Rows from a figure dataset:
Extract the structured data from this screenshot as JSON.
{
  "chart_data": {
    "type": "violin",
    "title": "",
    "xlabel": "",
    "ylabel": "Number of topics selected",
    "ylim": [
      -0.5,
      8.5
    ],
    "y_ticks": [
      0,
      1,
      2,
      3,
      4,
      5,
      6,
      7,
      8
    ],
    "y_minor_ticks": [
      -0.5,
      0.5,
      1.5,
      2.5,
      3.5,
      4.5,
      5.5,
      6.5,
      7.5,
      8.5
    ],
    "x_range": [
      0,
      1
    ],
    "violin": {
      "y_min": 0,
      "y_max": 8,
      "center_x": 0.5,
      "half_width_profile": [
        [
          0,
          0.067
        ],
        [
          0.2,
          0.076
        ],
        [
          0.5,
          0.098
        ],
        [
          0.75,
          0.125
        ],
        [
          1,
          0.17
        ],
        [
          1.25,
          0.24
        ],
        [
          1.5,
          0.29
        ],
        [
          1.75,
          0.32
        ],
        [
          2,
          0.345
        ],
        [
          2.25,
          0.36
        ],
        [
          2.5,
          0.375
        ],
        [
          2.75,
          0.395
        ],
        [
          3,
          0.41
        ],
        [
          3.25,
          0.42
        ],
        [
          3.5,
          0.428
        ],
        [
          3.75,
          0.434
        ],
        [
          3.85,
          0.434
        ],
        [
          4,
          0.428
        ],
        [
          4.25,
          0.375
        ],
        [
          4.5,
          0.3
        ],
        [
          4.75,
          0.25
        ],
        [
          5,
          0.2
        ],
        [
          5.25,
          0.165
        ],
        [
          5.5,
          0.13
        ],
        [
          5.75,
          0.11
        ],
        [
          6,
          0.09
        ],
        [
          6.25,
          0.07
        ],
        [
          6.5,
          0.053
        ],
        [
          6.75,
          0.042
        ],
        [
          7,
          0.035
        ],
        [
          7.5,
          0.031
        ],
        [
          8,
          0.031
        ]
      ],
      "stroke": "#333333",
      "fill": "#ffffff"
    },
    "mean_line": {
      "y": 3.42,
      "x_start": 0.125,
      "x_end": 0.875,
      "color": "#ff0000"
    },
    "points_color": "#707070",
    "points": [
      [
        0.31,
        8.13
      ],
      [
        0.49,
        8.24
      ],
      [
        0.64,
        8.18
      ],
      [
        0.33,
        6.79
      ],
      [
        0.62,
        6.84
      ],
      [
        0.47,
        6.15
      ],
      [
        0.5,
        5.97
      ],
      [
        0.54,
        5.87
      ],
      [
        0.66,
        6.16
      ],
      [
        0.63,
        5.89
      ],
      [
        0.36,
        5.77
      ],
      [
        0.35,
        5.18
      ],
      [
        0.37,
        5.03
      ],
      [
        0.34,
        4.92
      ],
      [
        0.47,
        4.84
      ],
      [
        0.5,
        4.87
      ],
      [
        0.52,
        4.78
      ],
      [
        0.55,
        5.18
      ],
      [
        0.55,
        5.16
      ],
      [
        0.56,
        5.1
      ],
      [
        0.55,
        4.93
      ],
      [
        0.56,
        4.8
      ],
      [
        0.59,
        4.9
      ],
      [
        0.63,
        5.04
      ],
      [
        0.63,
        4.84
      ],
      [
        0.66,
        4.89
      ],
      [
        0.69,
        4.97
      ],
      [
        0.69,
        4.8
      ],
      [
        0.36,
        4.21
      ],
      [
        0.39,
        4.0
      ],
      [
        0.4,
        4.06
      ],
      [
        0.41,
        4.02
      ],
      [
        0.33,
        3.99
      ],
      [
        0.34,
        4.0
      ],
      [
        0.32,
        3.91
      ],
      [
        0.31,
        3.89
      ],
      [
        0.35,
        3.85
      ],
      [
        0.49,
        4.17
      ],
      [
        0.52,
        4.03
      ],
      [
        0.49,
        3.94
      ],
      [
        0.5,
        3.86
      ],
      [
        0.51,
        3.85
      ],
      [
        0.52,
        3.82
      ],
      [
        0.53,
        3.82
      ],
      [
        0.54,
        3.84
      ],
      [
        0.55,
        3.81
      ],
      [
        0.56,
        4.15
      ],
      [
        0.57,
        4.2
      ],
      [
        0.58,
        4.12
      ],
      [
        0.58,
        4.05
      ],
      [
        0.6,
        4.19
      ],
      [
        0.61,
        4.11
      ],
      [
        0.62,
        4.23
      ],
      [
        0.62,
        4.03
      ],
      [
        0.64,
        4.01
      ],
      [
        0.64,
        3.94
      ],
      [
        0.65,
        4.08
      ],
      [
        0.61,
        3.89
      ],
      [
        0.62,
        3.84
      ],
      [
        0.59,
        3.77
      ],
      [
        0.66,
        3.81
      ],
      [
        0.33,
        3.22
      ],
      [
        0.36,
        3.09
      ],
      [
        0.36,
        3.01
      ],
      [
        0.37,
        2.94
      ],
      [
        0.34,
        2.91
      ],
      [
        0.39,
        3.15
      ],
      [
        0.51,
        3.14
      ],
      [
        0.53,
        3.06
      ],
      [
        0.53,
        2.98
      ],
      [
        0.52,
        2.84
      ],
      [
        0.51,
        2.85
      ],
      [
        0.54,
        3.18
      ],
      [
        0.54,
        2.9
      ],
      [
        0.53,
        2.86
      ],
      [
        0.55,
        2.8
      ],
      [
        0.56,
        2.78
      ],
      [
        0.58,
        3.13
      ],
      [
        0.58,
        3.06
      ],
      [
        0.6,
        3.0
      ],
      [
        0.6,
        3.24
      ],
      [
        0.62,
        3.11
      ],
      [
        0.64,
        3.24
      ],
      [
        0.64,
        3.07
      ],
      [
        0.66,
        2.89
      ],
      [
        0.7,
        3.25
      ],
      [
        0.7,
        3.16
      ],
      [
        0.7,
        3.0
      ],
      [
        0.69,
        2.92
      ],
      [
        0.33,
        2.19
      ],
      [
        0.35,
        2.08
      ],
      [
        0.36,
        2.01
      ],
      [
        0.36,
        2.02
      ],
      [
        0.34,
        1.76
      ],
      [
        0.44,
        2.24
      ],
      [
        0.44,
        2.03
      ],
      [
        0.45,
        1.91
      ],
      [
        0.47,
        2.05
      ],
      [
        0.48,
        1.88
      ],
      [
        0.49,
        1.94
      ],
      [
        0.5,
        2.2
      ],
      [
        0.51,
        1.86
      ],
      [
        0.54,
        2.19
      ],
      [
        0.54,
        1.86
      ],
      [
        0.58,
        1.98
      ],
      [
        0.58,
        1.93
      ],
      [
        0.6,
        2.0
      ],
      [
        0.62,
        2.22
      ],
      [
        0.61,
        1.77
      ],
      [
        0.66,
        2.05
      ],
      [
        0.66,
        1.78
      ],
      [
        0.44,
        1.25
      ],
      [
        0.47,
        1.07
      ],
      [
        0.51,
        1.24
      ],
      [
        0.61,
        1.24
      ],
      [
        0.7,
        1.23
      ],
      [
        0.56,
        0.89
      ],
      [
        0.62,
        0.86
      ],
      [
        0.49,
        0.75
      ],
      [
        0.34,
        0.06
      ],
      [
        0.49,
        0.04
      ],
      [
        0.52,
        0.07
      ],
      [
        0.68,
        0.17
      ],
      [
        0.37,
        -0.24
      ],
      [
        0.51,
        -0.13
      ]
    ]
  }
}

Exercise details >>
Reproduce the material in full, with no word added or dropped.

Written answer >>
Extract the structured data from this screenshot as JSON.
{
  "chart_data": {
    "type": "violin",
    "title": "",
    "xlabel": "",
    "ylabel": "Number of topics selected",
    "ylim": [
      -0.5,
      8.5
    ],
    "y_ticks": [
      0,
      1,
      2,
      3,
      4,
      5,
      6,
      7,
      8
    ],
    "y_minor_ticks": [
      -0.5,
      0.5,
      1.5,
      2.5,
      3.5,
      4.5,
      5.5,
      6.5,
      7.5,
      8.5
    ],
    "x_range": [
      0,
      1
    ],
    "violin": {
      "y_min": 0,
      "y_max": 8,
      "center_x": 0.5,
      "half_width_profile": [
        [
          0,
          0.067
        ],
        [
          0.2,
          0.076
        ],
        [
          0.5,
          0.098
        ],
        [
          0.75,
          0.125
        ],
        [
          1,
          0.17
        ],
        [
          1.25,
          0.24
        ],
        [
          1.5,
          0.29
        ],
        [
          1.75,
          0.32
        ],
        [
          2,
          0.345
        ],
        [
          2.25,
          0.36
        ],
        [
          2.5,
          0.375
        ],
        [
          2.75,
          0.395
        ],
        [
          3,
          0.41
        ],
        [
          3.25,
          0.42
        ],
        [
          3.5,
          0.428
        ],
        [
          3.75,
          0.434
        ],
        [
          3.85,
          0.434
        ],
        [
          4,
          0.428
        ],
        [
          4.25,
          0.375
        ],
        [
          4.5,
          0.3
        ],
        [
          4.75,
          0.25
        ],
        [
          5,
          0.2
        ],
        [
          5.25,
          0.165
        ],
        [
          5.5,
          0.13
        ],
        [
          5.75,
          0.11
        ],
        [
          6,
          0.09
        ],
        [
          6.25,
          0.07
        ],
        [
          6.5,
          0.053
        ],
        [
          6.75,
          0.042
        ],
        [
          7,
          0.035
        ],
        [
          7.5,
          0.031
        ],
        [
          8,
          0.031
        ]
      ],
      "stroke": "#333333",
      "fill": "#ffffff"
    },
    "mean_line": {
      "y": 3.42,
      "x_start": 0.125,
      "x_end": 0.875,
      "color": "#ff0000"
    },
    "points_color": "#707070",
    "points": [
      [
        0.31,
        8.13
      ],
      [
        0.49,
        8.24
      ],
      [
        0.64,
        8.18
      ],
      [
        0.33,
        6.79
      ],
      [
        0.62,
        6.84
      ],
      [
        0.47,
        6.15
      ],
      [
        0.5,
        5.97
      ],
      [
        0.54,
        5.87
      ],
      [
        0.66,
        6.16
      ],
      [
        0.63,
        5.89
      ],
      [
        0.36,
        5.77
      ],
      [
        0.35,
        5.18
      ],
      [
        0.37,
        5.03
      ],
      [
        0.34,
        4.92
      ],
      [
        0.47,
        4.84
      ],
      [
        0.5,
        4.87
      ],
      [
        0.52,
        4.78
      ],
      [
        0.55,
        5.18
      ],
      [
        0.55,
        5.16
      ],
      [
        0.56,
        5.1
      ],
      [
        0.55,
        4.93
      ],
      [
        0.56,
        4.8
      ],
      [
        0.59,
        4.9
      ],
      [
        0.63,
        5.04
      ],
      [
        0.63,
        4.84
      ],
      [
        0.66,
        4.89
      ],
      [
        0.69,
        4.97
      ],
      [
        0.69,
        4.8
      ],
      [
        0.36,
        4.21
      ],
      [
        0.39,
        4.0
      ],
      [
        0.4,
        4.06
      ],
      [
        0.41,
        4.02
      ],
      [
        0.33,
        3.99
      ],
      [
        0.34,
        4.0
      ],
      [
        0.32,
        3.91
      ],
      [
        0.31,
        3.89
      ],
      [
        0.35,
        3.85
      ],
      [
        0.49,
        4.17
      ],
      [
        0.52,
        4.03
      ],
      [
        0.49,
        3.94
      ],
      [
        0.5,
        3.86
      ],
      [
        0.51,
        3.85
      ],
      [
        0.52,
        3.82
      ],
      [
        0.53,
        3.82
      ],
      [
        0.54,
        3.84
      ],
      [
        0.55,
        3.81
      ],
      [
        0.56,
        4.15
      ],
      [
        0.57,
        4.2
      ],
      [
        0.58,
        4.12
      ],
      [
        0.58,
        4.05
      ],
      [
        0.6,
        4.19
      ],
      [
        0.61,
        4.11
      ],
      [
        0.62,
        4.23
      ],
      [
        0.62,
        4.03
      ],
      [
        0.64,
        4.01
      ],
      [
        0.64,
        3.94
      ],
      [
        0.65,
        4.08
      ],
      [
        0.61,
        3.89
      ],
      [
        0.62,
        3.84
      ],
      [
        0.59,
        3.77
      ],
      [
        0.66,
        3.81
      ],
      [
        0.33,
        3.22
      ],
      [
        0.36,
        3.09
      ],
      [
        0.36,
        3.01
      ],
      [
        0.37,
        2.94
      ],
      [
        0.34,
        2.91
      ],
      [
        0.39,
        3.15
      ],
      [
        0.51,
        3.14
      ],
      [
        0.53,
        3.06
      ],
      [
        0.53,
        2.98
      ],
      [
        0.52,
        2.84
      ],
      [
        0.51,
        2.85
      ],
      [
        0.54,
        3.18
      ],
      [
        0.54,
        2.9
      ],
      [
        0.53,
        2.86
      ],
      [
        0.55,
        2.8
      ],
      [
        0.56,
        2.78
      ],
      [
        0.58,
        3.13
      ],
      [
        0.58,
        3.06
      ],
      [
        0.6,
        3.0
      ],
      [
        0.6,
        3.24
      ],
      [
        0.62,
        3.11
      ],
      [
        0.64,
        3.24
      ],
      [
        0.64,
        3.07
      ],
      [
        0.66,
        2.89
      ],
      [
        0.7,
        3.25
      ],
      [
        0.7,
        3.16
      ],
      [
        0.7,
        3.0
      ],
      [
        0.69,
        2.92
      ],
      [
        0.33,
        2.19
      ],
      [
        0.35,
        2.08
      ],
      [
        0.36,
        2.01
      ],
      [
        0.36,
        2.02
      ],
      [
        0.34,
        1.76
      ],
      [
        0.44,
        2.24
      ],
      [
        0.44,
        2.03
      ],
      [
        0.45,
        1.91
      ],
      [
        0.47,
        2.05
      ],
      [
        0.48,
        1.88
      ],
      [
        0.49,
        1.94
      ],
      [
        0.5,
        2.2
      ],
      [
        0.51,
        1.86
      ],
      [
        0.54,
        2.19
      ],
      [
        0.54,
        1.86
      ],
      [
        0.58,
        1.98
      ],
      [
        0.58,
        1.93
      ],
      [
        0.6,
        2.0
      ],
      [
        0.62,
        2.22
      ],
      [
        0.61,
        1.77
      ],
      [
        0.66,
        2.05
      ],
      [
        0.66,
        1.78
      ],
      [
        0.44,
        1.25
      ],
      [
        0.47,
        1.07
      ],
      [
        0.51,
        1.24
      ],
      [
        0.61,
        1.24
      ],
      [
        0.7,
        1.23
      ],
      [
        0.56,
        0.89
      ],
      [
        0.62,
        0.86
      ],
      [
        0.49,
        0.75
      ],
      [
        0.34,
        0.06
      ],
      [
        0.49,
        0.04
      ],
      [
        0.52,
        0.07
      ],
      [
        0.68,
        0.17
      ],
      [
        0.37,
        -0.24
      ],
      [
        0.51,
        -0.13
      ]
    ]
  }
}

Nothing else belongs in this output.